▶ _INFORMATION PROVIDED_:
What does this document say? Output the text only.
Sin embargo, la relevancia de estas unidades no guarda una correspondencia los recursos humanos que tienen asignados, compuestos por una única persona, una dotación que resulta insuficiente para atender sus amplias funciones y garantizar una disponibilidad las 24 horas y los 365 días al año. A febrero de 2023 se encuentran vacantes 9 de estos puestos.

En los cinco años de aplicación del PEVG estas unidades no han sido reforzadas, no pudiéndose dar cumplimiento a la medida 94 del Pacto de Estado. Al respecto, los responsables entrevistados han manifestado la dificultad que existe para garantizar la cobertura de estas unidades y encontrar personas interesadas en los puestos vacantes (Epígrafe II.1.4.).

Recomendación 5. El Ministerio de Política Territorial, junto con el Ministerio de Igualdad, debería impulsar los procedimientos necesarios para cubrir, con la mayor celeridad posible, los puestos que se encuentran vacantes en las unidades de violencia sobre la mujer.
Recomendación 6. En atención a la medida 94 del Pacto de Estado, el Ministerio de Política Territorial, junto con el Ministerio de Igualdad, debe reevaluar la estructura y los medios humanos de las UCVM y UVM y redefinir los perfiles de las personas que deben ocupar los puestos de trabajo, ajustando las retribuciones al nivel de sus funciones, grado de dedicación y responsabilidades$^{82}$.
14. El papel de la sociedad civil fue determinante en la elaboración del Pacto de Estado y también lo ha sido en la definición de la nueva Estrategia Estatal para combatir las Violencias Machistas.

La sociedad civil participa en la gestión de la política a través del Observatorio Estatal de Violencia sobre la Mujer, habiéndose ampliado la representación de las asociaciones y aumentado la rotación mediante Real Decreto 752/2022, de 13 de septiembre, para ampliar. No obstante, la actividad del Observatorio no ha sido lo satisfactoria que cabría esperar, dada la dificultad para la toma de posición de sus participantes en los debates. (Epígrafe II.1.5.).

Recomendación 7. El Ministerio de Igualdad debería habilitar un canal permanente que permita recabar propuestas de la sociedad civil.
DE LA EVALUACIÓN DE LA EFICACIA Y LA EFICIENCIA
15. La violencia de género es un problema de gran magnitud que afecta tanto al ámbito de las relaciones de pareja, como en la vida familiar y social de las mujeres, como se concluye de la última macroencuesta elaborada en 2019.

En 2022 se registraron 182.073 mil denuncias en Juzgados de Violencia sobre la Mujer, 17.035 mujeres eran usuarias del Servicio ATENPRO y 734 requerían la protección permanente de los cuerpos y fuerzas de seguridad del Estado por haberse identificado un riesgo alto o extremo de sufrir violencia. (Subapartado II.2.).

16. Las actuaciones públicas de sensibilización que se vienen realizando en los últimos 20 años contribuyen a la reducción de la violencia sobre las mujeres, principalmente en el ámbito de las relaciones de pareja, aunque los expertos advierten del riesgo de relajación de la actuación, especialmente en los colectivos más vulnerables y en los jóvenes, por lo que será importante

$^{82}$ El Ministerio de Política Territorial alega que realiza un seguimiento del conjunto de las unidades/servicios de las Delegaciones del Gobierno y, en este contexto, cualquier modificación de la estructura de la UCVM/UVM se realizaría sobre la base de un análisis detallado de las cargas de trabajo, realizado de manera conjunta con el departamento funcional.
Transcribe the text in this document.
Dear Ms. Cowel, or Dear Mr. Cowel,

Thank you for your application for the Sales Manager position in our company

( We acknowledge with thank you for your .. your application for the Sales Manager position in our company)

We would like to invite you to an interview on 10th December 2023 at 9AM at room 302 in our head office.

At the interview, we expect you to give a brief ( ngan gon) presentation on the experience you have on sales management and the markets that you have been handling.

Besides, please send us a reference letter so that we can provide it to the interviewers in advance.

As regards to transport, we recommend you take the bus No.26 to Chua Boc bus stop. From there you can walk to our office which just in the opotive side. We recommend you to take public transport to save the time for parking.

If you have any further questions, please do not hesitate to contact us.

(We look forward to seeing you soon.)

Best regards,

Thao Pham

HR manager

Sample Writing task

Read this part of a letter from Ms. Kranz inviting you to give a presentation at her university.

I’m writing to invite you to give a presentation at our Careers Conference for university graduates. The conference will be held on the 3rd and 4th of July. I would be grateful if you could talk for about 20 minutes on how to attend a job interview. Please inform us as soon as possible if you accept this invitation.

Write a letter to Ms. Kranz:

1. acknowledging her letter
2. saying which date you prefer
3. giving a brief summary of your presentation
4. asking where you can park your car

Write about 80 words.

▶ _WRITTEN INSTRUCTION_:
Write out each line of the data that holds the string "Pacto".

▶ _CORRECT OUTPUT_:
En los cinco años de aplicación del PEVG estas unidades no han sido reforzadas, no pudiéndose dar cumplimiento a la medida 94 del Pacto de Estado. Al respecto, los responsables entrevistados han manifestado la dificultad que existe para garantizar la cobertura de estas unidades y encontrar personas interesadas en los puestos vacantes (Epígrafe II.1.4.).
Recomendación 6. En atención a la medida 94 del Pacto de Estado, el Ministerio de Política Territorial, junto con el Ministerio de Igualdad, debe reevaluar la estructura y los medios humanos de las UCVM y UVM y redefinir los perfiles de las personas que deben ocupar los puestos de trabajo, ajustando las retribuciones al nivel de sus funciones, grado de dedicación y responsabilidades$^{82}$.
14. El papel de la sociedad civil fue determinante en la elaboración del Pacto de Estado y también lo ha sido en la definición de la nueva Estrategia Estatal para combatir las Violencias Machistas.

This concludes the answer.